**Records to process**
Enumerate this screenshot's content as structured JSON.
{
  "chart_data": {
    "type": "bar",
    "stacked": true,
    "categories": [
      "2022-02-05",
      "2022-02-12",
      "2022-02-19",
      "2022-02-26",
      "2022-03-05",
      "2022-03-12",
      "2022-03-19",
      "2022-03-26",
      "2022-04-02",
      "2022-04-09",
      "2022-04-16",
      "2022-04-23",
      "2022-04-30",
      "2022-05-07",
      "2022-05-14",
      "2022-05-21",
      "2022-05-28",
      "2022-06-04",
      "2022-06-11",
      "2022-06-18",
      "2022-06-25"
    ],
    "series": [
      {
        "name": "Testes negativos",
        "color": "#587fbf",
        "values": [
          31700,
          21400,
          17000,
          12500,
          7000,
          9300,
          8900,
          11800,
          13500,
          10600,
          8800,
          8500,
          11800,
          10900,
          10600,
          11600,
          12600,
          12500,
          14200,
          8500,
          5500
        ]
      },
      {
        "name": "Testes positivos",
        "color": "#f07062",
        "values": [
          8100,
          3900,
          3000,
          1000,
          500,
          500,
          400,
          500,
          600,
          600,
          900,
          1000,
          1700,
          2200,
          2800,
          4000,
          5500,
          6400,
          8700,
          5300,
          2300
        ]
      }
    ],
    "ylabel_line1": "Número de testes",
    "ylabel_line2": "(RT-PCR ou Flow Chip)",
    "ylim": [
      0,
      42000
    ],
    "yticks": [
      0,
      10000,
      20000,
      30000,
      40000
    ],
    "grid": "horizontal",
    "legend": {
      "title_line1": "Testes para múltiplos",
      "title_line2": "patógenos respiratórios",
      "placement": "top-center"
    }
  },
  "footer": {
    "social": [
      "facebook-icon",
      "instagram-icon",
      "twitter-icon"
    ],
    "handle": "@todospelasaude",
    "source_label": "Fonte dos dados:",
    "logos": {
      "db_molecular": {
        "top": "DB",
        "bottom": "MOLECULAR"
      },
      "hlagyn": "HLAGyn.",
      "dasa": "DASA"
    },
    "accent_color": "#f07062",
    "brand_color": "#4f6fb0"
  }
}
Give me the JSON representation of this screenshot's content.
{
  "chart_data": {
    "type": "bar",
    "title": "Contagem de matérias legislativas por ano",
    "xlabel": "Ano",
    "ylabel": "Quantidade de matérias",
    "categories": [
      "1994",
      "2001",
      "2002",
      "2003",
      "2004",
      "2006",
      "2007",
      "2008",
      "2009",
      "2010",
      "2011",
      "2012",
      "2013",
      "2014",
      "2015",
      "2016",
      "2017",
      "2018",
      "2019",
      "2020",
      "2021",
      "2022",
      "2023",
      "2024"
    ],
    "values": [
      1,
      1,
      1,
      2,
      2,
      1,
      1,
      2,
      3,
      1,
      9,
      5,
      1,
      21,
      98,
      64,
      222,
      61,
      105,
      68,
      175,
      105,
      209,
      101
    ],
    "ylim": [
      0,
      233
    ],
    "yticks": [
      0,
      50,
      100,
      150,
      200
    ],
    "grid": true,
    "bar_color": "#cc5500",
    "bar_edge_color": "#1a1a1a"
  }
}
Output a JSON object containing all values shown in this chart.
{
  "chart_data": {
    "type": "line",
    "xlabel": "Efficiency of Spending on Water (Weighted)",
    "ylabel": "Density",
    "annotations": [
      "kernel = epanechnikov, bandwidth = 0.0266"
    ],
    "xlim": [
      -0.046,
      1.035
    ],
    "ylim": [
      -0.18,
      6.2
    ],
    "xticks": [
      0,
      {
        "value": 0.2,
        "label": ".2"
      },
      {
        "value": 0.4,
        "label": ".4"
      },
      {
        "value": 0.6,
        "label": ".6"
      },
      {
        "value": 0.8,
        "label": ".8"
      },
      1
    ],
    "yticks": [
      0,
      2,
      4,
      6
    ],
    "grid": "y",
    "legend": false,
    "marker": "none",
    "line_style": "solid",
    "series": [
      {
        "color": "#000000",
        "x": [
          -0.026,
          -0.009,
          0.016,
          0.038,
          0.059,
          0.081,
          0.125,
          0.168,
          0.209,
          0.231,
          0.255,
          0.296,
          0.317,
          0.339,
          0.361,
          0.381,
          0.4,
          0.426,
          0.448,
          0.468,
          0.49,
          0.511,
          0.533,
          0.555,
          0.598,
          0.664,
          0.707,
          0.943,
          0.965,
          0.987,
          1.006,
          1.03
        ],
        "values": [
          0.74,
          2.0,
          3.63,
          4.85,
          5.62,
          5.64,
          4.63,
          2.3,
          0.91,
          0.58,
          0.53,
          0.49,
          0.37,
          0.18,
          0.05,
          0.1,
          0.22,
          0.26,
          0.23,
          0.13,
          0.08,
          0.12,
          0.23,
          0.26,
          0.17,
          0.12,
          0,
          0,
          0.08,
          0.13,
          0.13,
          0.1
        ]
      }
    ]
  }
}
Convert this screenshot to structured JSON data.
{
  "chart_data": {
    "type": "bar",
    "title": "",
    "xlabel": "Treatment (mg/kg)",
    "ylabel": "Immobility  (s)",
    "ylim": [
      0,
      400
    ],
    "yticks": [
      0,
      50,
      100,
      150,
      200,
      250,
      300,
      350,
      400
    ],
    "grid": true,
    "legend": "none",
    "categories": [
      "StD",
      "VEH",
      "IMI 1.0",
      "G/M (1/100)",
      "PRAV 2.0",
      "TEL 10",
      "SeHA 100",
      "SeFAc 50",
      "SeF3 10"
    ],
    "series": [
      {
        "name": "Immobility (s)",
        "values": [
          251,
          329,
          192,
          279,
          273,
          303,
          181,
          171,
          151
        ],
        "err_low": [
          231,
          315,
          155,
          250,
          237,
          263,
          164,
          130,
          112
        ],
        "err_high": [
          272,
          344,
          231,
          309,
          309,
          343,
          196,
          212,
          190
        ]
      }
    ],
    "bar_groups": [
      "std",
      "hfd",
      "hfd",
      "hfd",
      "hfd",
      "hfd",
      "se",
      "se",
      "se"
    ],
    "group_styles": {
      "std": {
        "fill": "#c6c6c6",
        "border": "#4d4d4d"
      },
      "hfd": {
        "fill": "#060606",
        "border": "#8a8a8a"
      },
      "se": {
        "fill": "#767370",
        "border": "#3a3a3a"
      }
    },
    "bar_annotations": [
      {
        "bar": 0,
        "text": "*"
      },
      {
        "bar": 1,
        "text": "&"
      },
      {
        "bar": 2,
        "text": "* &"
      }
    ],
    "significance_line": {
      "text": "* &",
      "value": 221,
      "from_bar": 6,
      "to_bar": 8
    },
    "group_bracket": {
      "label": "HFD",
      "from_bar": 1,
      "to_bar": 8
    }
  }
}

**Task brief**
Reproduce every entry shown above, precisely as it stands.

**Solution**
Enumerate this screenshot's content as structured JSON.
{
  "chart_data": {
    "type": "bar",
    "stacked": true,
    "categories": [
      "2022-02-05",
      "2022-02-12",
      "2022-02-19",
      "2022-02-26",
      "2022-03-05",
      "2022-03-12",
      "2022-03-19",
      "2022-03-26",
      "2022-04-02",
      "2022-04-09",
      "2022-04-16",
      "2022-04-23",
      "2022-04-30",
      "2022-05-07",
      "2022-05-14",
      "2022-05-21",
      "2022-05-28",
      "2022-06-04",
      "2022-06-11",
      "2022-06-18",
      "2022-06-25"
    ],
    "series": [
      {
        "name": "Testes negativos",
        "color": "#587fbf",
        "values": [
          31700,
          21400,
          17000,
          12500,
          7000,
          9300,
          8900,
          11800,
          13500,
          10600,
          8800,
          8500,
          11800,
          10900,
          10600,
          11600,
          12600,
          12500,
          14200,
          8500,
          5500
        ]
      },
      {
        "name": "Testes positivos",
        "color": "#f07062",
        "values": [
          8100,
          3900,
          3000,
          1000,
          500,
          500,
          400,
          500,
          600,
          600,
          900,
          1000,
          1700,
          2200,
          2800,
          4000,
          5500,
          6400,
          8700,
          5300,
          2300
        ]
      }
    ],
    "ylabel_line1": "Número de testes",
    "ylabel_line2": "(RT-PCR ou Flow Chip)",
    "ylim": [
      0,
      42000
    ],
    "yticks": [
      0,
      10000,
      20000,
      30000,
      40000
    ],
    "grid": "horizontal",
    "legend": {
      "title_line1": "Testes para múltiplos",
      "title_line2": "patógenos respiratórios",
      "placement": "top-center"
    }
  },
  "footer": {
    "social": [
      "facebook-icon",
      "instagram-icon",
      "twitter-icon"
    ],
    "handle": "@todospelasaude",
    "source_label": "Fonte dos dados:",
    "logos": {
      "db_molecular": {
        "top": "DB",
        "bottom": "MOLECULAR"
      },
      "hlagyn": "HLAGyn.",
      "dasa": "DASA"
    },
    "accent_color": "#f07062",
    "brand_color": "#4f6fb0"
  }
}
Give me the JSON representation of this screenshot's content.
{
  "chart_data": {
    "type": "bar",
    "title": "Contagem de matérias legislativas por ano",
    "xlabel": "Ano",
    "ylabel": "Quantidade de matérias",
    "categories": [
      "1994",
      "2001",
      "2002",
      "2003",
      "2004",
      "2006",
      "2007",
      "2008",
      "2009",
      "2010",
      "2011",
      "2012",
      "2013",
      "2014",
      "2015",
      "2016",
      "2017",
      "2018",
      "2019",
      "2020",
      "2021",
      "2022",
      "2023",
      "2024"
    ],
    "values": [
      1,
      1,
      1,
      2,
      2,
      1,
      1,
      2,
      3,
      1,
      9,
      5,
      1,
      21,
      98,
      64,
      222,
      61,
      105,
      68,
      175,
      105,
      209,
      101
    ],
    "ylim": [
      0,
      233
    ],
    "yticks": [
      0,
      50,
      100,
      150,
      200
    ],
    "grid": true,
    "bar_color": "#cc5500",
    "bar_edge_color": "#1a1a1a"
  }
}
Output a JSON object containing all values shown in this chart.
{
  "chart_data": {
    "type": "line",
    "xlabel": "Efficiency of Spending on Water (Weighted)",
    "ylabel": "Density",
    "annotations": [
      "kernel = epanechnikov, bandwidth = 0.0266"
    ],
    "xlim": [
      -0.046,
      1.035
    ],
    "ylim": [
      -0.18,
      6.2
    ],
    "xticks": [
      0,
      {
        "value": 0.2,
        "label": ".2"
      },
      {
        "value": 0.4,
        "label": ".4"
      },
      {
        "value": 0.6,
        "label": ".6"
      },
      {
        "value": 0.8,
        "label": ".8"
      },
      1
    ],
    "yticks": [
      0,
      2,
      4,
      6
    ],
    "grid": "y",
    "legend": false,
    "marker": "none",
    "line_style": "solid",
    "series": [
      {
        "color": "#000000",
        "x": [
          -0.026,
          -0.009,
          0.016,
          0.038,
          0.059,
          0.081,
          0.125,
          0.168,
          0.209,
          0.231,
          0.255,
          0.296,
          0.317,
          0.339,
          0.361,
          0.381,
          0.4,
          0.426,
          0.448,
          0.468,
          0.49,
          0.511,
          0.533,
          0.555,
          0.598,
          0.664,
          0.707,
          0.943,
          0.965,
          0.987,
          1.006,
          1.03
        ],
        "values": [
          0.74,
          2.0,
          3.63,
          4.85,
          5.62,
          5.64,
          4.63,
          2.3,
          0.91,
          0.58,
          0.53,
          0.49,
          0.37,
          0.18,
          0.05,
          0.1,
          0.22,
          0.26,
          0.23,
          0.13,
          0.08,
          0.12,
          0.23,
          0.26,
          0.17,
          0.12,
          0,
          0,
          0.08,
          0.13,
          0.13,
          0.1
        ]
      }
    ]
  }
}
Convert this screenshot to structured JSON data.
{
  "chart_data": {
    "type": "bar",
    "title": "",
    "xlabel": "Treatment (mg/kg)",
    "ylabel": "Immobility  (s)",
    "ylim": [
      0,
      400
    ],
    "yticks": [
      0,
      50,
      100,
      150,
      200,
      250,
      300,
      350,
      400
    ],
    "grid": true,
    "legend": "none",
    "categories": [
      "StD",
      "VEH",
      "IMI 1.0",
      "G/M (1/100)",
      "PRAV 2.0",
      "TEL 10",
      "SeHA 100",
      "SeFAc 50",
      "SeF3 10"
    ],
    "series": [
      {
        "name": "Immobility (s)",
        "values": [
          251,
          329,
          192,
          279,
          273,
          303,
          181,
          171,
          151
        ],
        "err_low": [
          231,
          315,
          155,
          250,
          237,
          263,
          164,
          130,
          112
        ],
        "err_high": [
          272,
          344,
          231,
          309,
          309,
          343,
          196,
          212,
          190
        ]
      }
    ],
    "bar_groups": [
      "std",
      "hfd",
      "hfd",
      "hfd",
      "hfd",
      "hfd",
      "se",
      "se",
      "se"
    ],
    "group_styles": {
      "std": {
        "fill": "#c6c6c6",
        "border": "#4d4d4d"
      },
      "hfd": {
        "fill": "#060606",
        "border": "#8a8a8a"
      },
      "se": {
        "fill": "#767370",
        "border": "#3a3a3a"
      }
    },
    "bar_annotations": [
      {
        "bar": 0,
        "text": "*"
      },
      {
        "bar": 1,
        "text": "&"
      },
      {
        "bar": 2,
        "text": "* &"
      }
    ],
    "significance_line": {
      "text": "* &",
      "value": 221,
      "from_bar": 6,
      "to_bar": 8
    },
    "group_bracket": {
      "label": "HFD",
      "from_bar": 1,
      "to_bar": 8
    }
  }
}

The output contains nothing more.